:: Excerpted data

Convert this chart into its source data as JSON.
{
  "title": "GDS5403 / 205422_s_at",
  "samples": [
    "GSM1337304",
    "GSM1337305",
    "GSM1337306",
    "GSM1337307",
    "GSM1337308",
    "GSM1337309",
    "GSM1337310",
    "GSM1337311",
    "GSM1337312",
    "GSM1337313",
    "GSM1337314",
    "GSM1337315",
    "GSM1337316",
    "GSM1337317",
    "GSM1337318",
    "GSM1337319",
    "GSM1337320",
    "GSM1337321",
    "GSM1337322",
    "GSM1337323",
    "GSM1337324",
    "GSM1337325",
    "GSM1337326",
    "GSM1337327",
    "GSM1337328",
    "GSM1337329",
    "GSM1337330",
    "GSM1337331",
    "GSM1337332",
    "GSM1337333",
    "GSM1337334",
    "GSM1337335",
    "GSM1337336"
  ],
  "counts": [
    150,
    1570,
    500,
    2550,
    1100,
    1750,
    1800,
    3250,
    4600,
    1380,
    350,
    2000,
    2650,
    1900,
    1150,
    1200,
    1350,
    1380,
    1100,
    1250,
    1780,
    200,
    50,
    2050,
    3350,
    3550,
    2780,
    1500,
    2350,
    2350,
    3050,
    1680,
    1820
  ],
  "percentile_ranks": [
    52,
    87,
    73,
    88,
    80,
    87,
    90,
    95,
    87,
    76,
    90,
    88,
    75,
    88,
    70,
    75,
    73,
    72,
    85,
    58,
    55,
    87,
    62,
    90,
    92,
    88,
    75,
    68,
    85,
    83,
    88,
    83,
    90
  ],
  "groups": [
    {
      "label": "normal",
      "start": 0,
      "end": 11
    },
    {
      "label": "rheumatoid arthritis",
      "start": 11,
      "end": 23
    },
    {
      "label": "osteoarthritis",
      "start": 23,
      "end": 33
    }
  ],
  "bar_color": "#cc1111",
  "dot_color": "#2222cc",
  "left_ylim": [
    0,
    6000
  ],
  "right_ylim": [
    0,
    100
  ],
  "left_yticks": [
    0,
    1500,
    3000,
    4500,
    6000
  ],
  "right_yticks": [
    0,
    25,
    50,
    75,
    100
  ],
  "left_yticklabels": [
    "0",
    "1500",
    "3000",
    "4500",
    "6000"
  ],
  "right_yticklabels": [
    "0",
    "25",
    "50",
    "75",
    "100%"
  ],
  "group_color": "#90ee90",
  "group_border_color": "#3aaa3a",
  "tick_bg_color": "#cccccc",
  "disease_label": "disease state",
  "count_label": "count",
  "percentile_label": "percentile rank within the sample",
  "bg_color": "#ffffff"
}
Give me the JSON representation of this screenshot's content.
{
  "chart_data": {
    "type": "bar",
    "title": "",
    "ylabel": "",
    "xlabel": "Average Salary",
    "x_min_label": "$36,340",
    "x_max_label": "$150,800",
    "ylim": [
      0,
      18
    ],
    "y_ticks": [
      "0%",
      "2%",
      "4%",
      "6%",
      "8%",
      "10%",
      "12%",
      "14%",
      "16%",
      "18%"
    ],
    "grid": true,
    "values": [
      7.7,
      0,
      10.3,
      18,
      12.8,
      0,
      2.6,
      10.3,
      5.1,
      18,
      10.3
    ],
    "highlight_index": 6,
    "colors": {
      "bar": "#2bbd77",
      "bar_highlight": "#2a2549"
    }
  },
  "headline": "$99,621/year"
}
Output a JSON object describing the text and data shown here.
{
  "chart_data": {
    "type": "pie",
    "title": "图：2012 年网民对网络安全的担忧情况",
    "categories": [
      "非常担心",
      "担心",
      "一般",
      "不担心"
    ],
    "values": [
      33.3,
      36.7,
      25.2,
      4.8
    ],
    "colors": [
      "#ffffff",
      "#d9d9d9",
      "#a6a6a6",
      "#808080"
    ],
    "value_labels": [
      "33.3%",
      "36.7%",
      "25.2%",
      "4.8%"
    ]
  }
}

::::

To be done =>
Show every line from the entries above in which the word "this" appears.

Task solution =>
Convert this chart into its source data as JSON.
Give me the JSON representation of this screenshot's content.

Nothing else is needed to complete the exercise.